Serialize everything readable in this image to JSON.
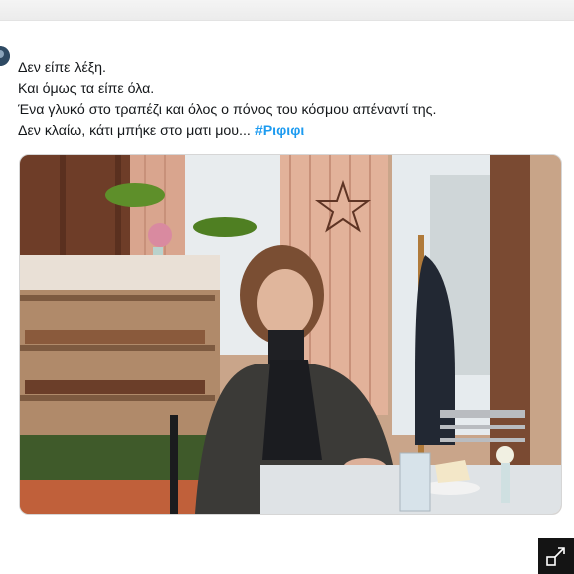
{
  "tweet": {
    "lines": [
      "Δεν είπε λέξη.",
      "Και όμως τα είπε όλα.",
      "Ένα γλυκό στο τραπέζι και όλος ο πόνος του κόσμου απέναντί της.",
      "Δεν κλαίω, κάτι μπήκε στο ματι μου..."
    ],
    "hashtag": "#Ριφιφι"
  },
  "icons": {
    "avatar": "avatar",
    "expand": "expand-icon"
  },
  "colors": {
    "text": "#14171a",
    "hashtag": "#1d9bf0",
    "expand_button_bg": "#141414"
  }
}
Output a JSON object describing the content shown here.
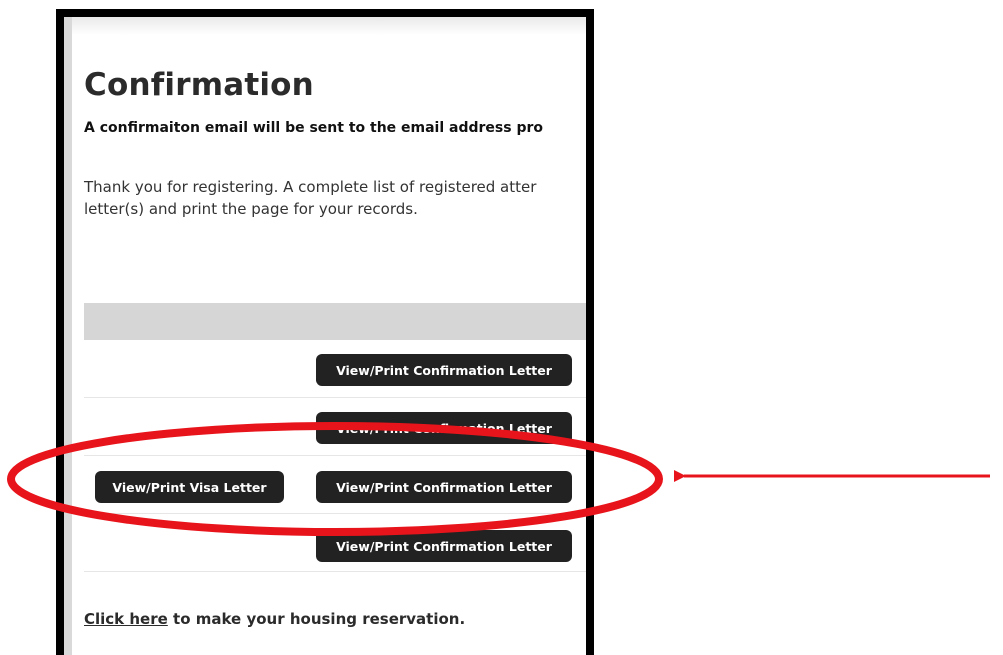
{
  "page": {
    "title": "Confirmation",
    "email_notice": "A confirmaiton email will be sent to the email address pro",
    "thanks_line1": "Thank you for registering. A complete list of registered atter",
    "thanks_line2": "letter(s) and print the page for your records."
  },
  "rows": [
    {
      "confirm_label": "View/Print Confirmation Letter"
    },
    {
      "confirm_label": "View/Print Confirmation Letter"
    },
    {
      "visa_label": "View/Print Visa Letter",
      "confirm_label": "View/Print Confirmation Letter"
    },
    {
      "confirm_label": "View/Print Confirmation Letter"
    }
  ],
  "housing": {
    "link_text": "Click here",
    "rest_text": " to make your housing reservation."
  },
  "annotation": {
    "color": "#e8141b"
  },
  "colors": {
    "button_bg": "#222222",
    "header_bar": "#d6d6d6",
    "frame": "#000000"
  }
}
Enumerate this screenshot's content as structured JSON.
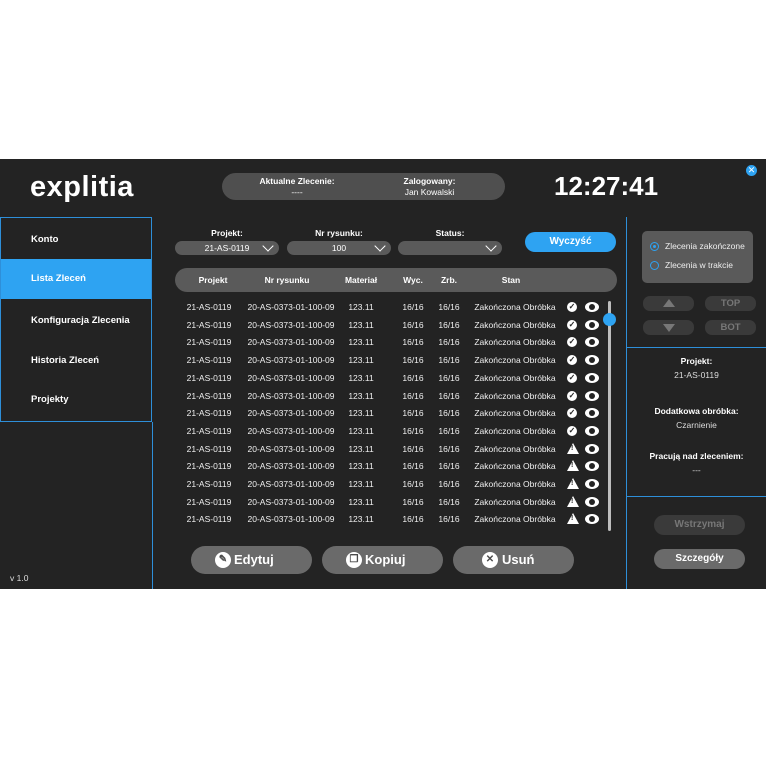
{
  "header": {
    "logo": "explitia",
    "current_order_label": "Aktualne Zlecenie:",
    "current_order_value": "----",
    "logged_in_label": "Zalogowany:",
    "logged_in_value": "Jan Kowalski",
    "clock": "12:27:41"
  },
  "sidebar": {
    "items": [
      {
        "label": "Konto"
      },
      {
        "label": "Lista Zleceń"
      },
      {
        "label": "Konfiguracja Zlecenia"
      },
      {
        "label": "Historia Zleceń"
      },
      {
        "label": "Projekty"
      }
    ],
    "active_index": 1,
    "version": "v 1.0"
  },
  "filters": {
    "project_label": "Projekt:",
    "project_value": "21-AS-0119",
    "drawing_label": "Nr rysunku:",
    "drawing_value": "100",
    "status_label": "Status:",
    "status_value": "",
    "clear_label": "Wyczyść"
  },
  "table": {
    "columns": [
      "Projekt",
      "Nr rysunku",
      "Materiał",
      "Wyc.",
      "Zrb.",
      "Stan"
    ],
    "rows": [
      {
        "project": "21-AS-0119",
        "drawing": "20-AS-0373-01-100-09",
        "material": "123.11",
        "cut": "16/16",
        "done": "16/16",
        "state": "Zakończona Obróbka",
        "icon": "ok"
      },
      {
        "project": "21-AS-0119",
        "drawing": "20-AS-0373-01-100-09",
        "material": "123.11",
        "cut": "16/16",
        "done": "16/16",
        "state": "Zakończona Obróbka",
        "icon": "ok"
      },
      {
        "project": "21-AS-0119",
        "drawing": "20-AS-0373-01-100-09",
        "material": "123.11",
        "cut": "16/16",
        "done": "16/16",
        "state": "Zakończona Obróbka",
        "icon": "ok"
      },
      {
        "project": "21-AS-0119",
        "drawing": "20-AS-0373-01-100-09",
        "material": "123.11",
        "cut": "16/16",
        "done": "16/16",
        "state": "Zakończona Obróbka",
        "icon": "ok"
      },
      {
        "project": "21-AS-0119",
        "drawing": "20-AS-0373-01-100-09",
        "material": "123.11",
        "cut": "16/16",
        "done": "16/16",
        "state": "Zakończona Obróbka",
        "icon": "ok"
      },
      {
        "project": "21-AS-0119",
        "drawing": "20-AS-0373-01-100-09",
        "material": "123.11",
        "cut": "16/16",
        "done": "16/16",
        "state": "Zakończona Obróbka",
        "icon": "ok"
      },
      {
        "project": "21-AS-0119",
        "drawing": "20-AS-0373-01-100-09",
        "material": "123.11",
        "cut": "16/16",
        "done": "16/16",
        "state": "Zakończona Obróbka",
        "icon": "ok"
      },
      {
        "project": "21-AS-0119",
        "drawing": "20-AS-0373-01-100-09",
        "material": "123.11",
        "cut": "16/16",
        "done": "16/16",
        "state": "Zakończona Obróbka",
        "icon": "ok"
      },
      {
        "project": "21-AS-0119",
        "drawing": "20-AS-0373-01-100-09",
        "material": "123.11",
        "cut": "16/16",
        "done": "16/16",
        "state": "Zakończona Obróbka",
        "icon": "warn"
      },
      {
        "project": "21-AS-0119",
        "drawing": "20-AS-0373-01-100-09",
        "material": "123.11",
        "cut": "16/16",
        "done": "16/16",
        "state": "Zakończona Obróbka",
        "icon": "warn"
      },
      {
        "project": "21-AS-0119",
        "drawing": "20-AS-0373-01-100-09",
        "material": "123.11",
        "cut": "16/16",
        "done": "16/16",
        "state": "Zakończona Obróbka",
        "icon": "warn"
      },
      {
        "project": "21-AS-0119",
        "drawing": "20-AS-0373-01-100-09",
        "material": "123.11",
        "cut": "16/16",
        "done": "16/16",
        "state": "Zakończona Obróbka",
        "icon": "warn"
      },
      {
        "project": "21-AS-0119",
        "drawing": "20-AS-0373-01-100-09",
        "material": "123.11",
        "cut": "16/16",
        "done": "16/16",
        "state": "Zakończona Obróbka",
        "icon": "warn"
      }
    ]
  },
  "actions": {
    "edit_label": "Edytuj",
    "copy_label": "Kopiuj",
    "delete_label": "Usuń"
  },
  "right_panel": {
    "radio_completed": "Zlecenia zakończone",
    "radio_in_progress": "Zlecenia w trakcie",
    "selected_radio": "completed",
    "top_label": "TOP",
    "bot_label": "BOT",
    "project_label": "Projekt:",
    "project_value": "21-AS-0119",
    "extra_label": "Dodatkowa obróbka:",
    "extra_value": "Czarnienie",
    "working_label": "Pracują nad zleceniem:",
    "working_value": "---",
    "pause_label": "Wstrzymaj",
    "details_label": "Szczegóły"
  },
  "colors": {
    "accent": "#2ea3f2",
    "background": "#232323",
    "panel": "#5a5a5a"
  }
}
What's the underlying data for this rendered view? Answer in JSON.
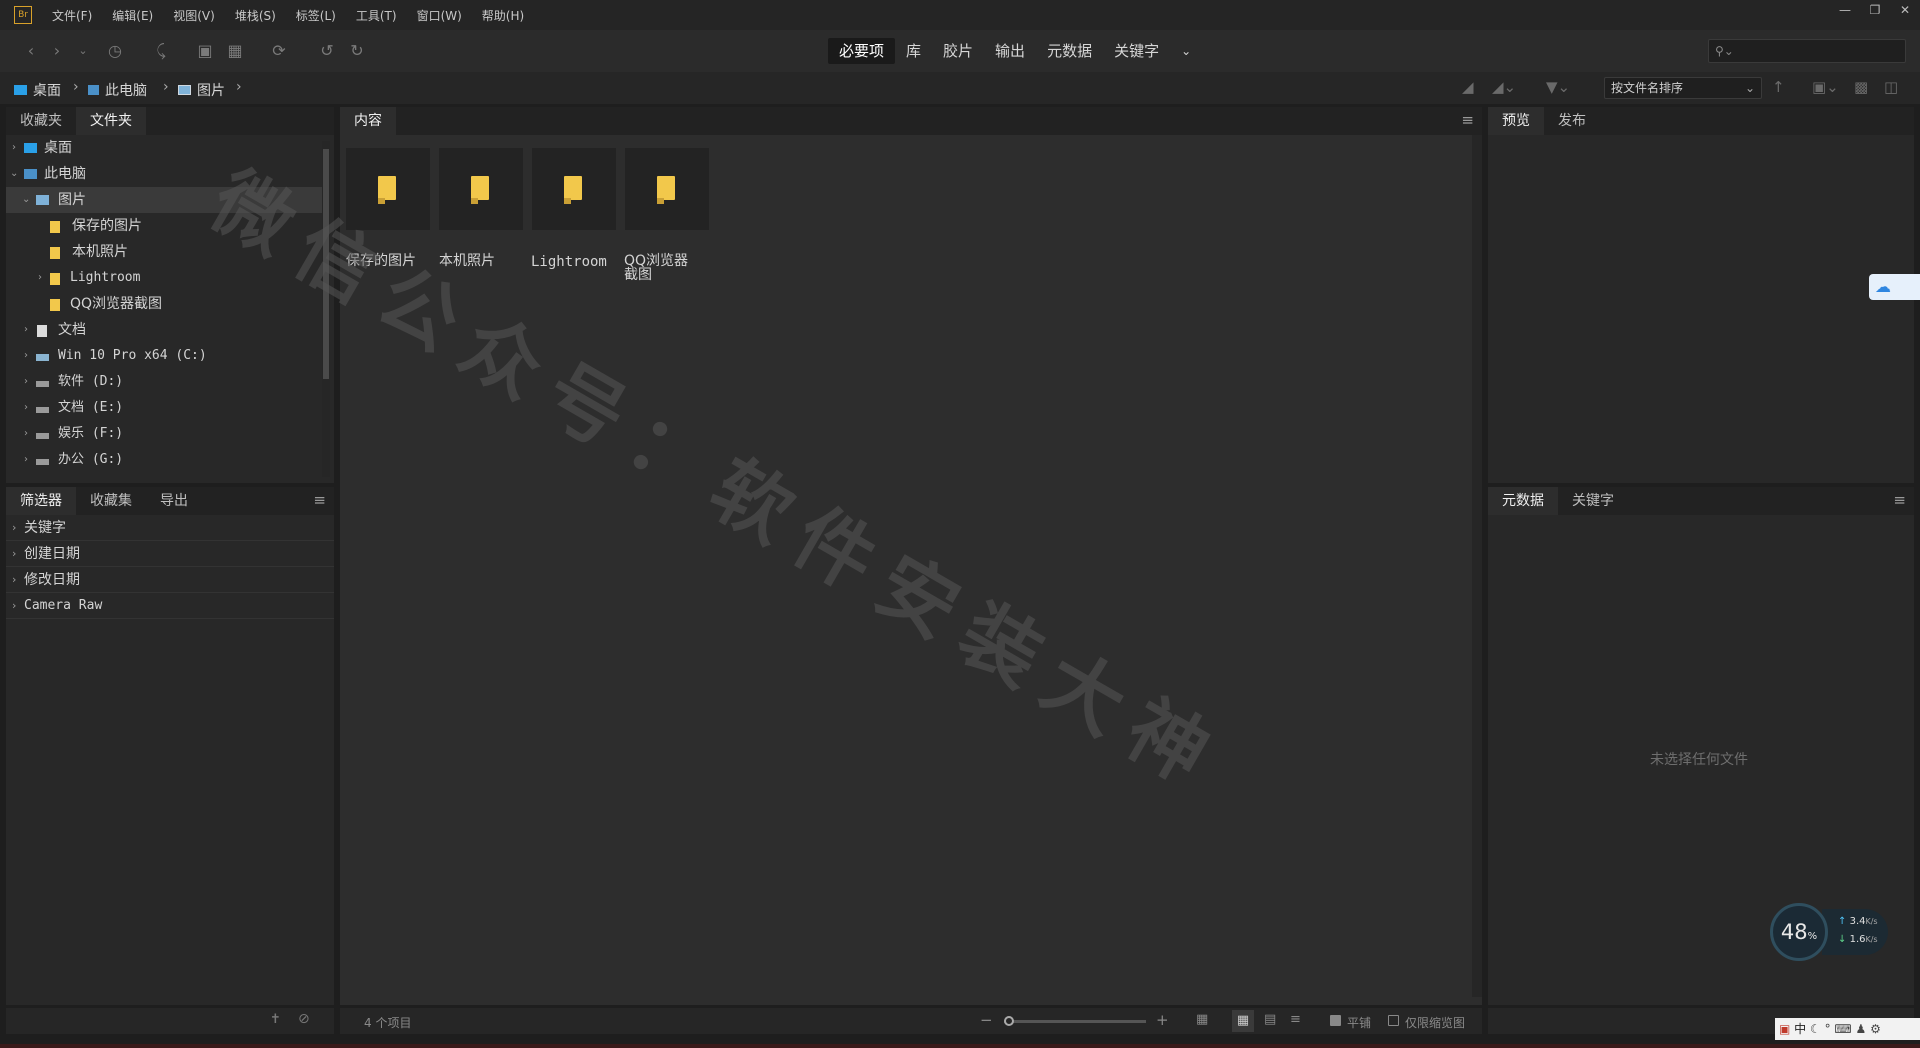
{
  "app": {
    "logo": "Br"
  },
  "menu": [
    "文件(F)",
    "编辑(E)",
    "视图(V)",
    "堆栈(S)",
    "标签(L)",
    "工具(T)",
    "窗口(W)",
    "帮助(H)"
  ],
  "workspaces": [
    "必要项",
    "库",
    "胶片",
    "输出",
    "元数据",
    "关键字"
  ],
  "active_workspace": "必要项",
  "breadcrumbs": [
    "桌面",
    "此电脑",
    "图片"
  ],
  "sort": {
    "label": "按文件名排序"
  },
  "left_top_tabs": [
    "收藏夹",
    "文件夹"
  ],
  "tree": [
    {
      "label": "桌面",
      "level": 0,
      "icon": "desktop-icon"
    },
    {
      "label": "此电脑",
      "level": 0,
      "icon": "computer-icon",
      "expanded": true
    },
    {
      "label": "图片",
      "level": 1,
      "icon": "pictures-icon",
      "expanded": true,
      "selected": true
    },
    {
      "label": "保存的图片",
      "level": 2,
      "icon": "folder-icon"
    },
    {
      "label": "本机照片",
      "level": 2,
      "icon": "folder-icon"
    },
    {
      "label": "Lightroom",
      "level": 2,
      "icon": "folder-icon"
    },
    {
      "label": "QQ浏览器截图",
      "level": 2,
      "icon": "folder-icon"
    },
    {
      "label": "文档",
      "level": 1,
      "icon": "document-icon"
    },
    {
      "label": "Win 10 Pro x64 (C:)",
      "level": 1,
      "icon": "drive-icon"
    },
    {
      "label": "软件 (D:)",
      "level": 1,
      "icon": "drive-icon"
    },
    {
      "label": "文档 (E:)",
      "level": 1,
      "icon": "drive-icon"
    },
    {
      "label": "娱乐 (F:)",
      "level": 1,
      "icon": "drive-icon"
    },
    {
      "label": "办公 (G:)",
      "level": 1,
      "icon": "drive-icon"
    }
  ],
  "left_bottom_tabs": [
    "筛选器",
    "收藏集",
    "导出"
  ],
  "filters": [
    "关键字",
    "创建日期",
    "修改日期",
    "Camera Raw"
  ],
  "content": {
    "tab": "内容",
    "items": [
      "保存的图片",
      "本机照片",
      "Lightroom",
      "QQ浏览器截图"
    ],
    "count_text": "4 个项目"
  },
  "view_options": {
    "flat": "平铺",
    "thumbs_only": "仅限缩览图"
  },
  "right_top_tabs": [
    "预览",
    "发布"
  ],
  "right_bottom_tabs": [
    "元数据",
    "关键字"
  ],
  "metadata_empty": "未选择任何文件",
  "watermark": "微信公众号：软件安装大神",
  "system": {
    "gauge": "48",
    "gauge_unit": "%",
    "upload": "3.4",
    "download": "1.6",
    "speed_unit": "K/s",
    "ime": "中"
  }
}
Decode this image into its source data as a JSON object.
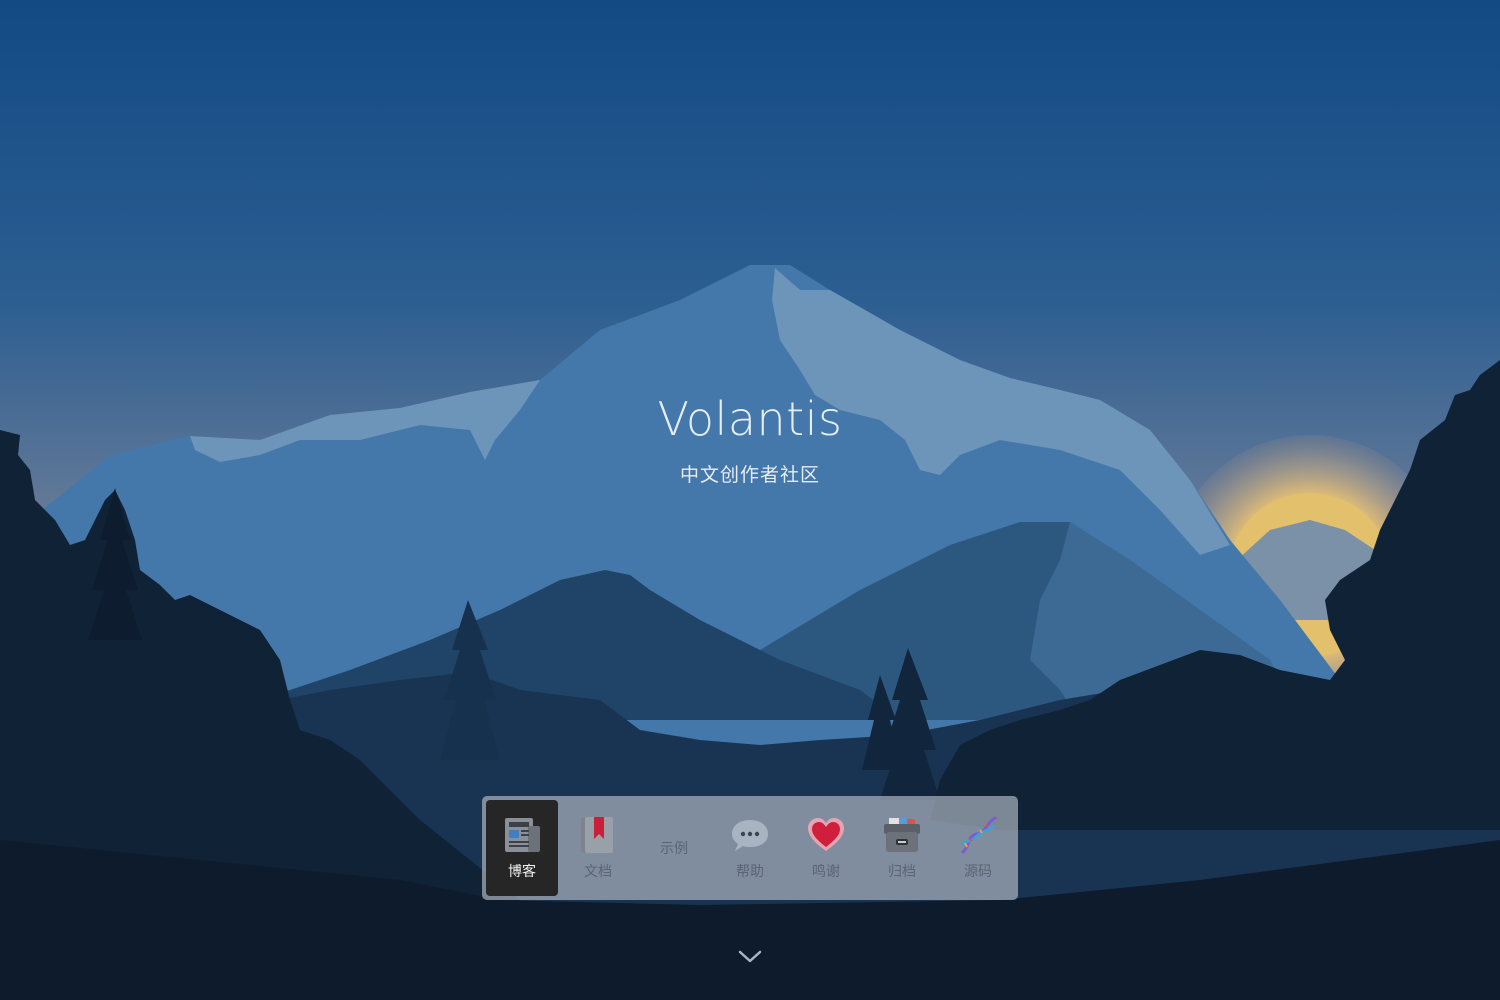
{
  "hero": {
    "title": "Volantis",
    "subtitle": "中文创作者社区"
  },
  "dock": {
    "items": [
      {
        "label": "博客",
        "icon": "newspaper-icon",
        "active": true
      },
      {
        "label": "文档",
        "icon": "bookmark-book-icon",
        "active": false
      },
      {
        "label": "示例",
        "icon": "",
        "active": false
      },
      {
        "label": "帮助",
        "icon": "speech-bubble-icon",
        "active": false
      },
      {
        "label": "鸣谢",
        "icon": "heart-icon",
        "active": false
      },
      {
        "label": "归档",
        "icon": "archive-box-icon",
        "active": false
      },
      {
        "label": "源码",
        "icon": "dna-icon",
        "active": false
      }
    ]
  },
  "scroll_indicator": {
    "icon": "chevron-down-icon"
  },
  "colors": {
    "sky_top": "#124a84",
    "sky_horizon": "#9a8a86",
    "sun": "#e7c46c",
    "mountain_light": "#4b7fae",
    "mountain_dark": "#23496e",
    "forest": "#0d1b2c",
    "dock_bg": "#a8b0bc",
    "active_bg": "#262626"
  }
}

========================

Produce an exact reproduction of the lines from the line containing "Decode this image" through the last line of the records. Any picture is left out.

- THE RESPONSE
Decode this image into its source data as a JSON object.
{
  "hero": {
    "title": "Volantis",
    "subtitle": "中文创作者社区"
  },
  "dock": {
    "items": [
      {
        "label": "博客",
        "icon": "newspaper-icon",
        "active": true
      },
      {
        "label": "文档",
        "icon": "bookmark-book-icon",
        "active": false
      },
      {
        "label": "示例",
        "icon": "",
        "active": false
      },
      {
        "label": "帮助",
        "icon": "speech-bubble-icon",
        "active": false
      },
      {
        "label": "鸣谢",
        "icon": "heart-icon",
        "active": false
      },
      {
        "label": "归档",
        "icon": "archive-box-icon",
        "active": false
      },
      {
        "label": "源码",
        "icon": "dna-icon",
        "active": false
      }
    ]
  },
  "scroll_indicator": {
    "icon": "chevron-down-icon"
  },
  "colors": {
    "sky_top": "#124a84",
    "sky_horizon": "#9a8a86",
    "sun": "#e7c46c",
    "mountain_light": "#4b7fae",
    "mountain_dark": "#23496e",
    "forest": "#0d1b2c",
    "dock_bg": "#a8b0bc",
    "active_bg": "#262626"
  }
}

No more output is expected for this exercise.